PROBLEM TO SOLVE:
Transcribe the material below exactly as it appears.

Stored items
>>

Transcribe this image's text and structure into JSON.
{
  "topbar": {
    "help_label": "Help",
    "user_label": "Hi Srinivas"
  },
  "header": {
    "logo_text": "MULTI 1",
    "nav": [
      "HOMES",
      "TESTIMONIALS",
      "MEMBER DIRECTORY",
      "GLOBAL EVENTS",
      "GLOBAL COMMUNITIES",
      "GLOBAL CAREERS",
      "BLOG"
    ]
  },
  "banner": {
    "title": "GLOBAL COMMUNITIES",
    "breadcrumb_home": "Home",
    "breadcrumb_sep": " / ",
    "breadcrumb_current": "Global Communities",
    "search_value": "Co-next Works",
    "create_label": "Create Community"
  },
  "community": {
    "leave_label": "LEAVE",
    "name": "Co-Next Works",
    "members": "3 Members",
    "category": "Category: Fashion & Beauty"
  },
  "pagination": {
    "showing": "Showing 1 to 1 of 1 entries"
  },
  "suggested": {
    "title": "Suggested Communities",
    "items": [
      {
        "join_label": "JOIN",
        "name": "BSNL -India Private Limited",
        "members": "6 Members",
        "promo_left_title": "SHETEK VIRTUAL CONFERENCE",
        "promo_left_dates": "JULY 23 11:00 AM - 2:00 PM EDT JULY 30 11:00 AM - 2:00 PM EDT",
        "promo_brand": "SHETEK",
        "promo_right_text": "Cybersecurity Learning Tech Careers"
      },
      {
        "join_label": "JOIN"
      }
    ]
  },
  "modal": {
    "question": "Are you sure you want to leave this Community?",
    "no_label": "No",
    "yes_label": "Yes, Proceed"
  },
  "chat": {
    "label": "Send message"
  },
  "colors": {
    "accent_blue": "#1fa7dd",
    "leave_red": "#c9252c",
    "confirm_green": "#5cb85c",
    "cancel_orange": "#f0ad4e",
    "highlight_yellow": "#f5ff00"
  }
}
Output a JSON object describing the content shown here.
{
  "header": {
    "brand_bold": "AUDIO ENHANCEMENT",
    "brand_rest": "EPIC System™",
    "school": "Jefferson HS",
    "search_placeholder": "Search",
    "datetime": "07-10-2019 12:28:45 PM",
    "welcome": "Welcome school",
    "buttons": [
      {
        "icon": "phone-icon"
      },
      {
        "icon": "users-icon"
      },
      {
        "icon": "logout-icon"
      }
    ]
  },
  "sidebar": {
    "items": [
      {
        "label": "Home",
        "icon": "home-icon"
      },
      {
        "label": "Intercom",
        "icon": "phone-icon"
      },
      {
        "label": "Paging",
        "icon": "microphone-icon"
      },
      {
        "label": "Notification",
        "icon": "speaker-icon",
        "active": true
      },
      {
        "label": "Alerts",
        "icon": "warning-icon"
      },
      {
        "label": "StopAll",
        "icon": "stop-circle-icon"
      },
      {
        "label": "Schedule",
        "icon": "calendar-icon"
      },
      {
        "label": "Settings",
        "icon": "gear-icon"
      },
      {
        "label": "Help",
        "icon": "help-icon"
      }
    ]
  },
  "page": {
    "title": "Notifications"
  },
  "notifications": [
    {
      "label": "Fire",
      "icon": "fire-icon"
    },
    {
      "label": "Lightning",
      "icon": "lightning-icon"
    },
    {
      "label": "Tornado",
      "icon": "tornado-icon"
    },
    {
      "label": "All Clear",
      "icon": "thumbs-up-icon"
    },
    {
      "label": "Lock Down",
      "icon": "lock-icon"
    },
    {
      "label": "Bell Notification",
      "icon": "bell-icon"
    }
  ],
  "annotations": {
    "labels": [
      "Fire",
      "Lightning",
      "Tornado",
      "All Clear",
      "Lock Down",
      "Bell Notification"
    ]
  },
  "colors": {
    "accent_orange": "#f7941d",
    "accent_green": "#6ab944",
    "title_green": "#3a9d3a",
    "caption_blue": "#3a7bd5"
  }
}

<<

COMPLETE RESPONSE:
Transcribe this image's text and structure into JSON.
{
  "topbar": {
    "help_label": "Help",
    "user_label": "Hi Srinivas"
  },
  "header": {
    "logo_text": "MULTI 1",
    "nav": [
      "HOMES",
      "TESTIMONIALS",
      "MEMBER DIRECTORY",
      "GLOBAL EVENTS",
      "GLOBAL COMMUNITIES",
      "GLOBAL CAREERS",
      "BLOG"
    ]
  },
  "banner": {
    "title": "GLOBAL COMMUNITIES",
    "breadcrumb_home": "Home",
    "breadcrumb_sep": " / ",
    "breadcrumb_current": "Global Communities",
    "search_value": "Co-next Works",
    "create_label": "Create Community"
  },
  "community": {
    "leave_label": "LEAVE",
    "name": "Co-Next Works",
    "members": "3 Members",
    "category": "Category: Fashion & Beauty"
  },
  "pagination": {
    "showing": "Showing 1 to 1 of 1 entries"
  },
  "suggested": {
    "title": "Suggested Communities",
    "items": [
      {
        "join_label": "JOIN",
        "name": "BSNL -India Private Limited",
        "members": "6 Members",
        "promo_left_title": "SHETEK VIRTUAL CONFERENCE",
        "promo_left_dates": "JULY 23 11:00 AM - 2:00 PM EDT JULY 30 11:00 AM - 2:00 PM EDT",
        "promo_brand": "SHETEK",
        "promo_right_text": "Cybersecurity Learning Tech Careers"
      },
      {
        "join_label": "JOIN"
      }
    ]
  },
  "modal": {
    "question": "Are you sure you want to leave this Community?",
    "no_label": "No",
    "yes_label": "Yes, Proceed"
  },
  "chat": {
    "label": "Send message"
  },
  "colors": {
    "accent_blue": "#1fa7dd",
    "leave_red": "#c9252c",
    "confirm_green": "#5cb85c",
    "cancel_orange": "#f0ad4e",
    "highlight_yellow": "#f5ff00"
  }
}
Output a JSON object describing the content shown here.
{
  "header": {
    "brand_bold": "AUDIO ENHANCEMENT",
    "brand_rest": "EPIC System™",
    "school": "Jefferson HS",
    "search_placeholder": "Search",
    "datetime": "07-10-2019 12:28:45 PM",
    "welcome": "Welcome school",
    "buttons": [
      {
        "icon": "phone-icon"
      },
      {
        "icon": "users-icon"
      },
      {
        "icon": "logout-icon"
      }
    ]
  },
  "sidebar": {
    "items": [
      {
        "label": "Home",
        "icon": "home-icon"
      },
      {
        "label": "Intercom",
        "icon": "phone-icon"
      },
      {
        "label": "Paging",
        "icon": "microphone-icon"
      },
      {
        "label": "Notification",
        "icon": "speaker-icon",
        "active": true
      },
      {
        "label": "Alerts",
        "icon": "warning-icon"
      },
      {
        "label": "StopAll",
        "icon": "stop-circle-icon"
      },
      {
        "label": "Schedule",
        "icon": "calendar-icon"
      },
      {
        "label": "Settings",
        "icon": "gear-icon"
      },
      {
        "label": "Help",
        "icon": "help-icon"
      }
    ]
  },
  "page": {
    "title": "Notifications"
  },
  "notifications": [
    {
      "label": "Fire",
      "icon": "fire-icon"
    },
    {
      "label": "Lightning",
      "icon": "lightning-icon"
    },
    {
      "label": "Tornado",
      "icon": "tornado-icon"
    },
    {
      "label": "All Clear",
      "icon": "thumbs-up-icon"
    },
    {
      "label": "Lock Down",
      "icon": "lock-icon"
    },
    {
      "label": "Bell Notification",
      "icon": "bell-icon"
    }
  ],
  "annotations": {
    "labels": [
      "Fire",
      "Lightning",
      "Tornado",
      "All Clear",
      "Lock Down",
      "Bell Notification"
    ]
  },
  "colors": {
    "accent_orange": "#f7941d",
    "accent_green": "#6ab944",
    "title_green": "#3a9d3a",
    "caption_blue": "#3a7bd5"
  }
}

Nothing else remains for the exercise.